WHAT YOU NEED TO DO:
1. For the post on ISO Latin strings, decide whether each statement agrees with it: (a) the iso2utf script converts iso8859-1 to UTF-8; (b) the reader is told to substitute the pathname of a perl 4 release for /local/bin/perl5; (c) the note says the code that checks the UTF-8 sequence can safely be removed. Give yes or no for each with the deciding words quoted from the post.
2. Please reproduce the post on ISO Latin strings word for word, starting with "Here are the" and going on through "converted to iso8859-1.".

SELECTED EXTRACT:
[Date Prev][Date Next] [Chronological] [Thread] [Top]

Re: ISO Latin Strings



> Do you know where I could get somekind of encoder/decoder thing? So
> that I could store it as something that is supportted in current
> releases, and then map it back to an ISO Latin string when I retrieve
> it?

Here are the scripts I use.  Replace /local/bin/perl5 with the pathname
of a perl 5 release on your machine.

-------- iso2utf --------
#!/local/bin/perl5 -wp
# Convert iso8859-1 to UTF-8
s/([\200-\377])/pack('CC', 0xC0 + (ord($1) >> 6), (ord($1) & 0xBF))/ge;

-------- utf2iso --------
#!/local/bin/perl5 -p
# Convert UTF-8 to iso8859-1, or to "{" "UTF8:" utf8-char "}" and return error.

# Note:	Do not remove the code that checks if the UTF-8 sequence
#	is valid and can be converted to iso8859-1.
#	Otherwise filters like this can be fooled into converting
#	some 8-bit chars to \0 or control characters.

# 1. octet in non-ASCII char should be [\300-\377].  However, we check
# for [\200-...] in case the input starts in the middle of an UTF-8 char.
s/([\200-\377][\200-\277]*)/&utf2iso($1)/ge;

sub utf2iso {
    my($first,@rest) = unpack('C*', $_[0]);
    $first -= 0xC2;
    if (@rest != 1 || ($first & ~1)) {
	warn "\nutf2iso: Non-iso8859-1 characters(s) in text.\n" unless $w++;
	return "{UTF8:$_[0]}";
    }
    chr($first * 0x40 + $rest[0]);
}

END { die "utf2iso: $w non-iso8859-1 characters.\n" if $w && $w > 1; }

SOURCE DATA:
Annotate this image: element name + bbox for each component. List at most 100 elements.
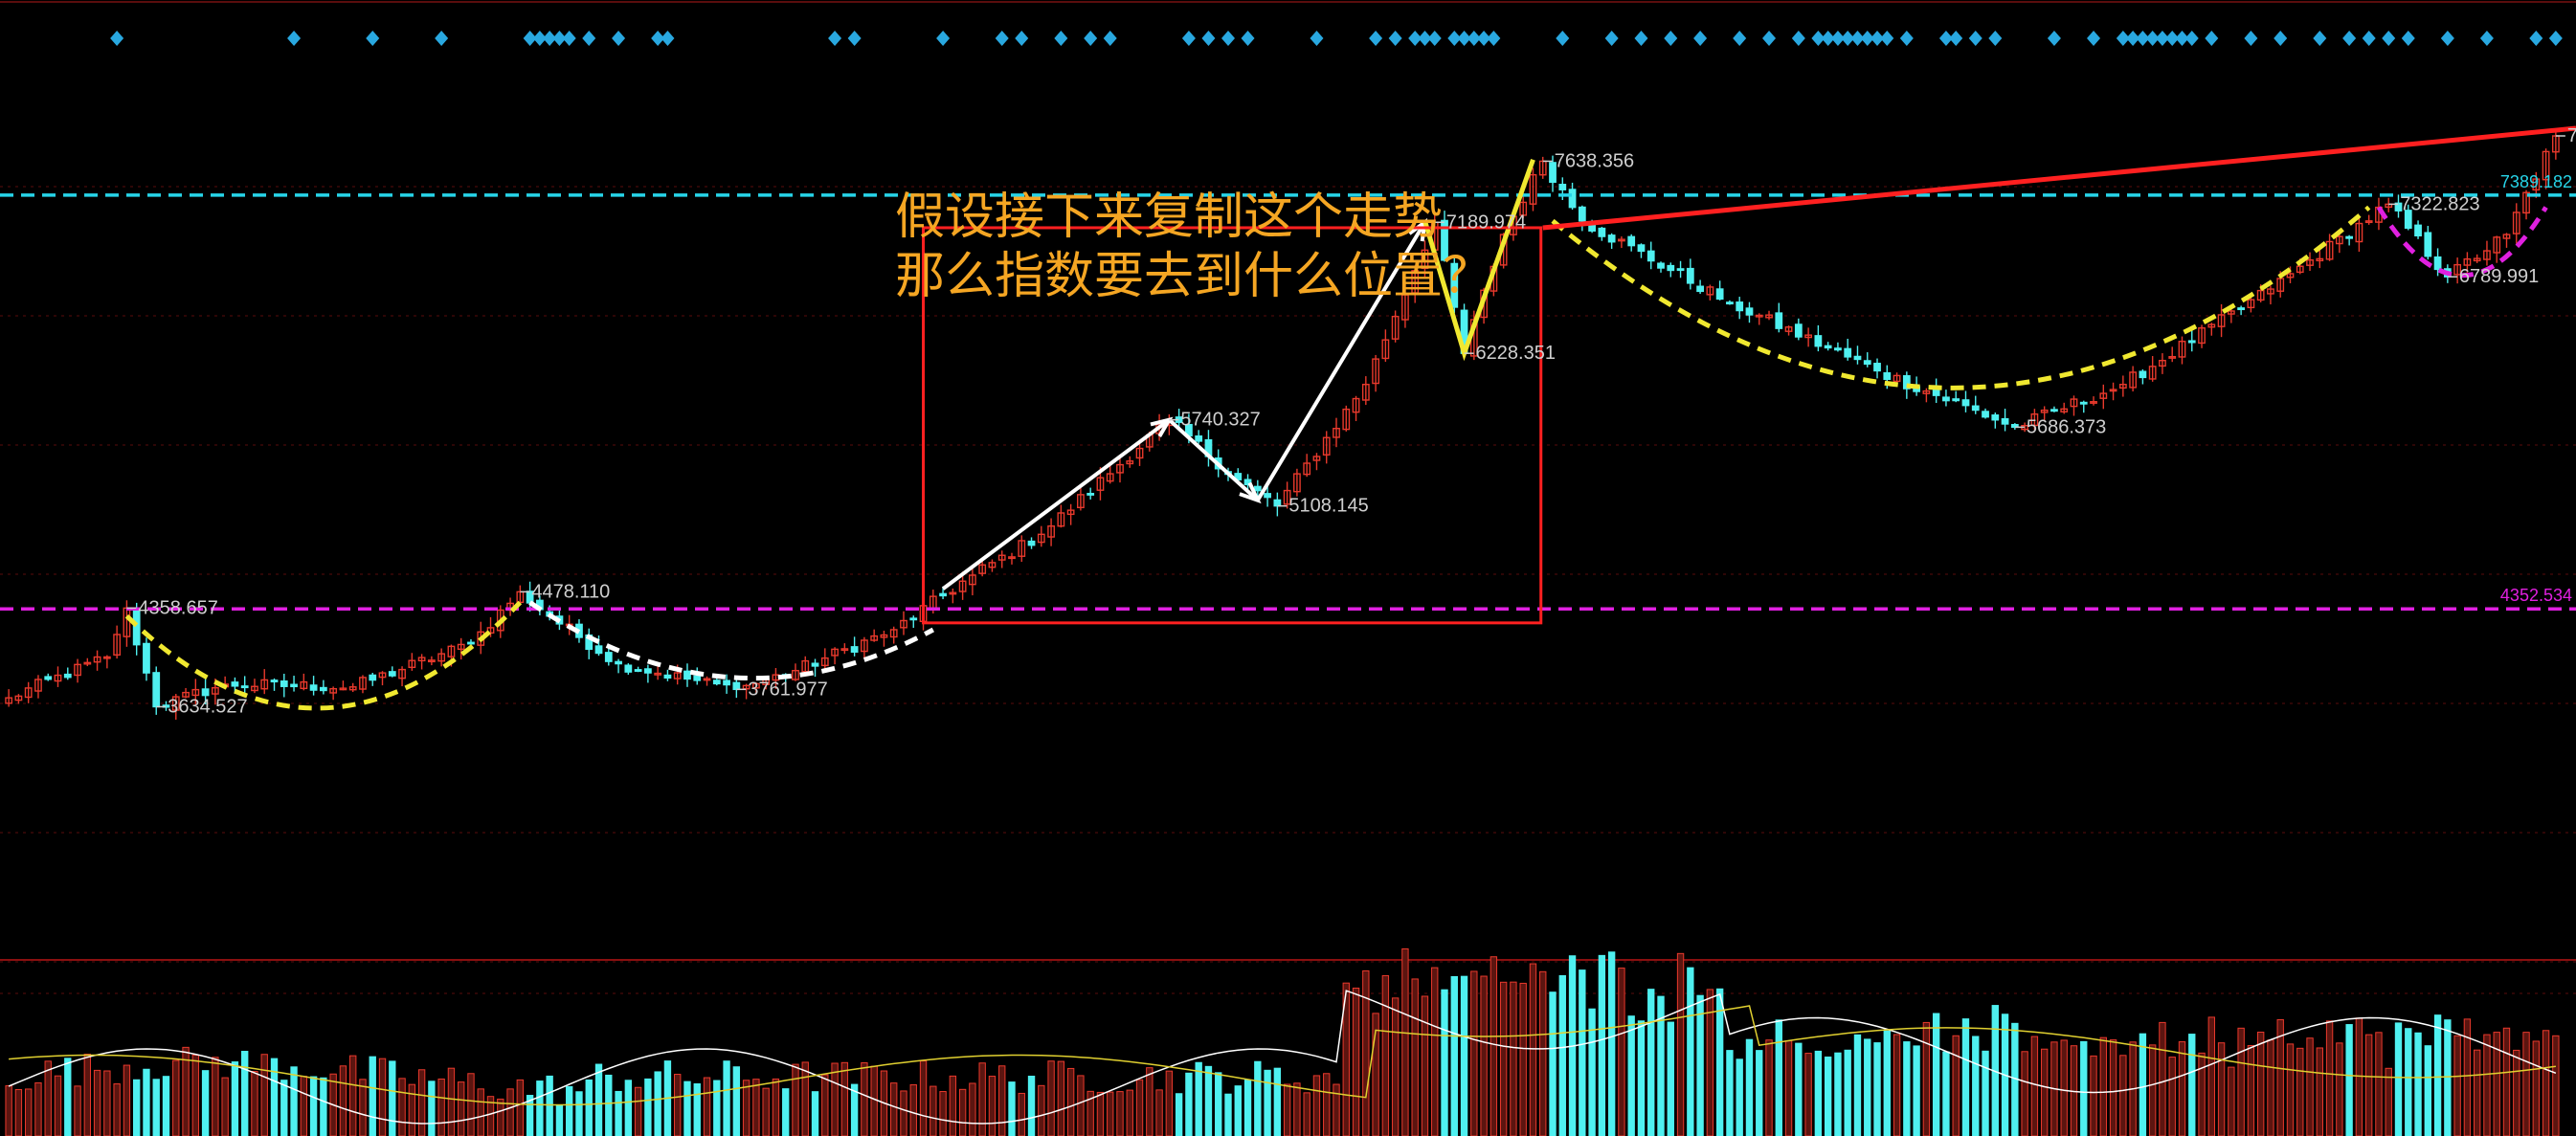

WRITTEN RESPONSES:
1.
(a) Yes: "# Convert iso8859-1 to UTF-8"
(b) No: "Replace /local/bin/perl5 with the pathname of a perl 5 release on your machine."
(c) No: "Do not remove the code that checks if the UTF-8 sequence"

2.
Here are the scripts I use.  Replace /local/bin/perl5 with the pathname
of a perl 5 release on your machine.

-------- iso2utf --------
#!/local/bin/perl5 -wp
# Convert iso8859-1 to UTF-8
s/([\200-\377])/pack('CC', 0xC0 + (ord($1) >> 6), (ord($1) & 0xBF))/ge;

-------- utf2iso --------
#!/local/bin/perl5 -p
# Convert UTF-8 to iso8859-1, or to "{" "UTF8:" utf8-char "}" and return error.

# Note:	Do not remove the code that checks if the UTF-8 sequence
#	is valid and can be converted to iso8859-1.